What you need to do: Reproduce all entries precisely as they are written.

-- Begin Entries supplied --

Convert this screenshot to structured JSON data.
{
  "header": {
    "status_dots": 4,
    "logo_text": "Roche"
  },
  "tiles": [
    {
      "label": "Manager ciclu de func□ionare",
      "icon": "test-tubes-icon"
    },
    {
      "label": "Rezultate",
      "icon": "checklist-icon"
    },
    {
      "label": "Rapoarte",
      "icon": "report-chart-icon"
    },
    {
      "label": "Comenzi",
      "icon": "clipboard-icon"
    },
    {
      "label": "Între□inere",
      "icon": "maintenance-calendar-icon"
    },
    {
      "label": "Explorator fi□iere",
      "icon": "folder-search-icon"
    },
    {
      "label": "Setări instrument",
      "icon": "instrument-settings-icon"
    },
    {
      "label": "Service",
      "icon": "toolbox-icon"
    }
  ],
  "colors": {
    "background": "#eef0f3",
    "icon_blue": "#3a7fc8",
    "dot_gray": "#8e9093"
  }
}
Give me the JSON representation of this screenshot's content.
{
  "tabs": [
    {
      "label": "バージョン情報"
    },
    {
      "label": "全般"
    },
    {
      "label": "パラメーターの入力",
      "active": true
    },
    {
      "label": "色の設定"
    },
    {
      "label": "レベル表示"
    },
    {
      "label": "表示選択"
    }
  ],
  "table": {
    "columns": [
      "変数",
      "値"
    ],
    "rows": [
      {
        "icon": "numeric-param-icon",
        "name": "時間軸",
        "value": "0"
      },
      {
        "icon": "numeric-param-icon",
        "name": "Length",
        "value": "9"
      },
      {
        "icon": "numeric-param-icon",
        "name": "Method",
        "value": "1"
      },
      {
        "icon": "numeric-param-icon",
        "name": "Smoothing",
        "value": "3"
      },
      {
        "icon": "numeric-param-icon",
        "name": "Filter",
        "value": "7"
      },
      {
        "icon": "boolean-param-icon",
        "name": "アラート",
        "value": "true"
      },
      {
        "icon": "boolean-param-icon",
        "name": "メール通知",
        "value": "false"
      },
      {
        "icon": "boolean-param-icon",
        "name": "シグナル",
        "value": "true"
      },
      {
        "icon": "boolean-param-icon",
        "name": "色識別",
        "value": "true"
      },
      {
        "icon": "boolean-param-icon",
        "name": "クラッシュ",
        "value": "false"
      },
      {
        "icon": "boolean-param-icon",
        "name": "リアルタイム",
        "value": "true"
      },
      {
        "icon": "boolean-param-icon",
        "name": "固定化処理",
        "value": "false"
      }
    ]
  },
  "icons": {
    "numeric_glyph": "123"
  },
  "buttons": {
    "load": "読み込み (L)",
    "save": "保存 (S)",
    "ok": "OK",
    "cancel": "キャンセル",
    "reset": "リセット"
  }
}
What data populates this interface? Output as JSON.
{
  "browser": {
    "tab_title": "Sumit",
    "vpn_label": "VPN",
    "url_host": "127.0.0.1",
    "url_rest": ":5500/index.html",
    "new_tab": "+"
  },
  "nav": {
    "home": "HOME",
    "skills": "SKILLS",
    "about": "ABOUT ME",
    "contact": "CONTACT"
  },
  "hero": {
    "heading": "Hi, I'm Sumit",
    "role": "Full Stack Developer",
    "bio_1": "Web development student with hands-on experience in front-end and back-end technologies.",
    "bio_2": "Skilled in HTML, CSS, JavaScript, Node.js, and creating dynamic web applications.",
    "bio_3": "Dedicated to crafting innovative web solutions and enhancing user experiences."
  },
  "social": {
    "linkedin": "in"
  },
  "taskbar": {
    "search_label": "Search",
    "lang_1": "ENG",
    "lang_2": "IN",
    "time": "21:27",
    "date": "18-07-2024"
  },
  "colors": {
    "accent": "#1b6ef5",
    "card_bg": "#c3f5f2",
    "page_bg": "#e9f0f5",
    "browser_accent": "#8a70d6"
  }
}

-- End Entries supplied --

Result of the task:
Convert this screenshot to structured JSON data.
{
  "header": {
    "status_dots": 4,
    "logo_text": "Roche"
  },
  "tiles": [
    {
      "label": "Manager ciclu de func□ionare",
      "icon": "test-tubes-icon"
    },
    {
      "label": "Rezultate",
      "icon": "checklist-icon"
    },
    {
      "label": "Rapoarte",
      "icon": "report-chart-icon"
    },
    {
      "label": "Comenzi",
      "icon": "clipboard-icon"
    },
    {
      "label": "Între□inere",
      "icon": "maintenance-calendar-icon"
    },
    {
      "label": "Explorator fi□iere",
      "icon": "folder-search-icon"
    },
    {
      "label": "Setări instrument",
      "icon": "instrument-settings-icon"
    },
    {
      "label": "Service",
      "icon": "toolbox-icon"
    }
  ],
  "colors": {
    "background": "#eef0f3",
    "icon_blue": "#3a7fc8",
    "dot_gray": "#8e9093"
  }
}
Give me the JSON representation of this screenshot's content.
{
  "tabs": [
    {
      "label": "バージョン情報"
    },
    {
      "label": "全般"
    },
    {
      "label": "パラメーターの入力",
      "active": true
    },
    {
      "label": "色の設定"
    },
    {
      "label": "レベル表示"
    },
    {
      "label": "表示選択"
    }
  ],
  "table": {
    "columns": [
      "変数",
      "値"
    ],
    "rows": [
      {
        "icon": "numeric-param-icon",
        "name": "時間軸",
        "value": "0"
      },
      {
        "icon": "numeric-param-icon",
        "name": "Length",
        "value": "9"
      },
      {
        "icon": "numeric-param-icon",
        "name": "Method",
        "value": "1"
      },
      {
        "icon": "numeric-param-icon",
        "name": "Smoothing",
        "value": "3"
      },
      {
        "icon": "numeric-param-icon",
        "name": "Filter",
        "value": "7"
      },
      {
        "icon": "boolean-param-icon",
        "name": "アラート",
        "value": "true"
      },
      {
        "icon": "boolean-param-icon",
        "name": "メール通知",
        "value": "false"
      },
      {
        "icon": "boolean-param-icon",
        "name": "シグナル",
        "value": "true"
      },
      {
        "icon": "boolean-param-icon",
        "name": "色識別",
        "value": "true"
      },
      {
        "icon": "boolean-param-icon",
        "name": "クラッシュ",
        "value": "false"
      },
      {
        "icon": "boolean-param-icon",
        "name": "リアルタイム",
        "value": "true"
      },
      {
        "icon": "boolean-param-icon",
        "name": "固定化処理",
        "value": "false"
      }
    ]
  },
  "icons": {
    "numeric_glyph": "123"
  },
  "buttons": {
    "load": "読み込み (L)",
    "save": "保存 (S)",
    "ok": "OK",
    "cancel": "キャンセル",
    "reset": "リセット"
  }
}
What data populates this interface? Output as JSON.
{
  "browser": {
    "tab_title": "Sumit",
    "vpn_label": "VPN",
    "url_host": "127.0.0.1",
    "url_rest": ":5500/index.html",
    "new_tab": "+"
  },
  "nav": {
    "home": "HOME",
    "skills": "SKILLS",
    "about": "ABOUT ME",
    "contact": "CONTACT"
  },
  "hero": {
    "heading": "Hi, I'm Sumit",
    "role": "Full Stack Developer",
    "bio_1": "Web development student with hands-on experience in front-end and back-end technologies.",
    "bio_2": "Skilled in HTML, CSS, JavaScript, Node.js, and creating dynamic web applications.",
    "bio_3": "Dedicated to crafting innovative web solutions and enhancing user experiences."
  },
  "social": {
    "linkedin": "in"
  },
  "taskbar": {
    "search_label": "Search",
    "lang_1": "ENG",
    "lang_2": "IN",
    "time": "21:27",
    "date": "18-07-2024"
  },
  "colors": {
    "accent": "#1b6ef5",
    "card_bg": "#c3f5f2",
    "page_bg": "#e9f0f5",
    "browser_accent": "#8a70d6"
  }
}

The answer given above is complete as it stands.